## REQUIRED TASK
Return the records exactly as they are.

****************

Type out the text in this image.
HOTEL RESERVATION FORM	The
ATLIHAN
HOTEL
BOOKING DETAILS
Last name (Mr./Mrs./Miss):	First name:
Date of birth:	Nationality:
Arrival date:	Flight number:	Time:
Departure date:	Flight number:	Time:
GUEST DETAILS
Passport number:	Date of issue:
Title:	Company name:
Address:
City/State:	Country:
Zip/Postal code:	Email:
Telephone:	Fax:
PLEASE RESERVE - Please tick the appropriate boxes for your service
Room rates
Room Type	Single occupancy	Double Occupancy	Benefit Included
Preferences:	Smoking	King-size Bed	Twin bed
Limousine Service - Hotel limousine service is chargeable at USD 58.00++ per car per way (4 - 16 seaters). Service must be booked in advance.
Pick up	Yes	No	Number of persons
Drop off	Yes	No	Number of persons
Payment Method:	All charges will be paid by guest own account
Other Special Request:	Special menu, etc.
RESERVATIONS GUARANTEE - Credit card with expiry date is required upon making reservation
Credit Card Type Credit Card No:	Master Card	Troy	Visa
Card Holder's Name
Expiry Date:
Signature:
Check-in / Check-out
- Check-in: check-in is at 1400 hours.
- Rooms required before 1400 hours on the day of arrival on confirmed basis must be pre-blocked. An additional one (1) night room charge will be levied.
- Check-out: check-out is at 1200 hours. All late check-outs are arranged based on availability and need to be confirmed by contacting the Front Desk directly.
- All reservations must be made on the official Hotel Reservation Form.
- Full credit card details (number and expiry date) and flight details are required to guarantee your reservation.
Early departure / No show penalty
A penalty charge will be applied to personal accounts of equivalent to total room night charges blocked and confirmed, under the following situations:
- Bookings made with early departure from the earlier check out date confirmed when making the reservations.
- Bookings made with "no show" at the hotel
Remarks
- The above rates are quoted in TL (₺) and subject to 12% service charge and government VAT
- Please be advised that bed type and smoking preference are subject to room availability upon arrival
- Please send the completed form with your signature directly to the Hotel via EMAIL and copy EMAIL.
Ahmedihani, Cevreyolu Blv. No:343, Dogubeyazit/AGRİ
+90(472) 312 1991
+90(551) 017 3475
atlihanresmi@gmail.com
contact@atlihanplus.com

****************

## SOLUTION
Type out the text in this image.
HOTEL RESERVATION FORM	The
ATLIHAN
HOTEL
BOOKING DETAILS
Last name (Mr./Mrs./Miss):	First name:
Date of birth:	Nationality:
Arrival date:	Flight number:	Time:
Departure date:	Flight number:	Time:
GUEST DETAILS
Passport number:	Date of issue:
Title:	Company name:
Address:
City/State:	Country:
Zip/Postal code:	Email:
Telephone:	Fax:
PLEASE RESERVE - Please tick the appropriate boxes for your service
Room rates
Room Type	Single occupancy	Double Occupancy	Benefit Included
Preferences:	Smoking	King-size Bed	Twin bed
Limousine Service - Hotel limousine service is chargeable at USD 58.00++ per car per way (4 - 16 seaters). Service must be booked in advance.
Pick up	Yes	No	Number of persons
Drop off	Yes	No	Number of persons
Payment Method:	All charges will be paid by guest own account
Other Special Request:	Special menu, etc.
RESERVATIONS GUARANTEE - Credit card with expiry date is required upon making reservation
Credit Card Type Credit Card No:	Master Card	Troy	Visa
Card Holder's Name
Expiry Date:
Signature:
Check-in / Check-out
- Check-in: check-in is at 1400 hours.
- Rooms required before 1400 hours on the day of arrival on confirmed basis must be pre-blocked. An additional one (1) night room charge will be levied.
- Check-out: check-out is at 1200 hours. All late check-outs are arranged based on availability and need to be confirmed by contacting the Front Desk directly.
- All reservations must be made on the official Hotel Reservation Form.
- Full credit card details (number and expiry date) and flight details are required to guarantee your reservation.
Early departure / No show penalty
A penalty charge will be applied to personal accounts of equivalent to total room night charges blocked and confirmed, under the following situations:
- Bookings made with early departure from the earlier check out date confirmed when making the reservations.
- Bookings made with "no show" at the hotel
Remarks
- The above rates are quoted in TL (₺) and subject to 12% service charge and government VAT
- Please be advised that bed type and smoking preference are subject to room availability upon arrival
- Please send the completed form with your signature directly to the Hotel via EMAIL and copy EMAIL.
Ahmedihani, Cevreyolu Blv. No:343, Dogubeyazit/AGRİ
+90(472) 312 1991
+90(551) 017 3475
atlihanresmi@gmail.com
contact@atlihanplus.com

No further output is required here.